**Task goal**
Pick out each line below containing "Percentage".

· · ·

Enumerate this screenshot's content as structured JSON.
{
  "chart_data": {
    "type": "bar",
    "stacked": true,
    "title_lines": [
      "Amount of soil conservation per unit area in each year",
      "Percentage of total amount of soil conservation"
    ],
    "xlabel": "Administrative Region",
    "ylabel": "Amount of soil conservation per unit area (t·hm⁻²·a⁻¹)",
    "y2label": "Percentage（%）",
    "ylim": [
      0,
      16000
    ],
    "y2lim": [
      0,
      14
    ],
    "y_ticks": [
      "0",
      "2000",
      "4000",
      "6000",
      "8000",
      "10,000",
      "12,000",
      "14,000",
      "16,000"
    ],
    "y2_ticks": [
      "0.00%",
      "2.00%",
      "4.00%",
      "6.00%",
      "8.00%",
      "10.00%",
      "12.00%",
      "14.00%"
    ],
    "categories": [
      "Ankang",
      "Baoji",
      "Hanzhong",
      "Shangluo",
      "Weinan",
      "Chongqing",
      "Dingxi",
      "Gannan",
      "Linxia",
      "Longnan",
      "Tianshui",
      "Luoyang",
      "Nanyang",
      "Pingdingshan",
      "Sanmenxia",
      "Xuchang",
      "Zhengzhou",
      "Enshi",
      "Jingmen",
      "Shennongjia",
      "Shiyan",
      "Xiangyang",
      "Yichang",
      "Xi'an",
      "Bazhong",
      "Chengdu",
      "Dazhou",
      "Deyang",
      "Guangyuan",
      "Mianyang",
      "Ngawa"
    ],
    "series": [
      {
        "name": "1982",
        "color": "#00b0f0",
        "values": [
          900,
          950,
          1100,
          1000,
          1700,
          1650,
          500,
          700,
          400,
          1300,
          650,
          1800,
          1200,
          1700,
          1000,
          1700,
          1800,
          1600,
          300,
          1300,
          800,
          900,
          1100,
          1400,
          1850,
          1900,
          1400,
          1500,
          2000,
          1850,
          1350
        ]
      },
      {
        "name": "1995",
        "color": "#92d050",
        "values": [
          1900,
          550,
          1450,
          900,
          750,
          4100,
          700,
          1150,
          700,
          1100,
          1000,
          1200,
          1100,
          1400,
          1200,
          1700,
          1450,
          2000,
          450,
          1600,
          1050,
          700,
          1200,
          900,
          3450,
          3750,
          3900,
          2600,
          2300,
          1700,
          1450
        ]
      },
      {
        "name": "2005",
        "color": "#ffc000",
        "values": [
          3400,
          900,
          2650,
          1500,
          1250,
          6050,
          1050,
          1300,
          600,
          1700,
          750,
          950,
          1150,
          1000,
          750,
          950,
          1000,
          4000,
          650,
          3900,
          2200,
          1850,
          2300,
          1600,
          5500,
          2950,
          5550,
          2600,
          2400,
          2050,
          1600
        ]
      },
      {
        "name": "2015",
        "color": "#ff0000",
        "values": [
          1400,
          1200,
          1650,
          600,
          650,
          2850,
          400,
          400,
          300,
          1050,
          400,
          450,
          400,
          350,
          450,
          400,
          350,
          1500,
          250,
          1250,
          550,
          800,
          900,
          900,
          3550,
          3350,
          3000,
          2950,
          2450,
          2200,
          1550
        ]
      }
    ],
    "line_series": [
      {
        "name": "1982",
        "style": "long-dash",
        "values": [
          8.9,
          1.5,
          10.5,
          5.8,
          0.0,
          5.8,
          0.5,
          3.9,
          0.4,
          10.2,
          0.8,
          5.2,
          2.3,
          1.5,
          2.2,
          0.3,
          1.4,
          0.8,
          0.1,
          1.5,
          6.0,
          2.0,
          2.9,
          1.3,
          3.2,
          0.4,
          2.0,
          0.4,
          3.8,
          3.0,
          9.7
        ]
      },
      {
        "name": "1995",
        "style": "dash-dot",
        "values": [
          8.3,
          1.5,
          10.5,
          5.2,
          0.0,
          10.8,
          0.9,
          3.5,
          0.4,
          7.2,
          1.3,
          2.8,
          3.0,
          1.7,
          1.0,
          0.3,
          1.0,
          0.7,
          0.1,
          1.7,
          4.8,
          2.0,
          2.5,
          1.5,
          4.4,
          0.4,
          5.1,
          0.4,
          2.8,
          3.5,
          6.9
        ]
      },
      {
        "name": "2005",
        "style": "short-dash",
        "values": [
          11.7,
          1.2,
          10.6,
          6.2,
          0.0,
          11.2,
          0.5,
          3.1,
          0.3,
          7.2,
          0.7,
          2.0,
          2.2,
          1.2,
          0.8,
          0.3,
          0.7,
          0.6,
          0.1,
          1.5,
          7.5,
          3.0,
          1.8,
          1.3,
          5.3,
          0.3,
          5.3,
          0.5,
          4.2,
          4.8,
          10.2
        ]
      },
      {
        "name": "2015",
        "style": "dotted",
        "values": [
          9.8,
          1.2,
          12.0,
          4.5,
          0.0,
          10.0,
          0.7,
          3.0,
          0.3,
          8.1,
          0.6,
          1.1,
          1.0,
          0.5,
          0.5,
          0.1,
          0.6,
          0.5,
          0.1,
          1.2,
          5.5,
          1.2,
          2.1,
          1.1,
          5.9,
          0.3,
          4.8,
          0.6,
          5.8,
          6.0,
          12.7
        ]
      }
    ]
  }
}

· · ·

**Solved problem**
      "Percentage of total amount of soil conservation"
    "y2label": "Percentage（%）",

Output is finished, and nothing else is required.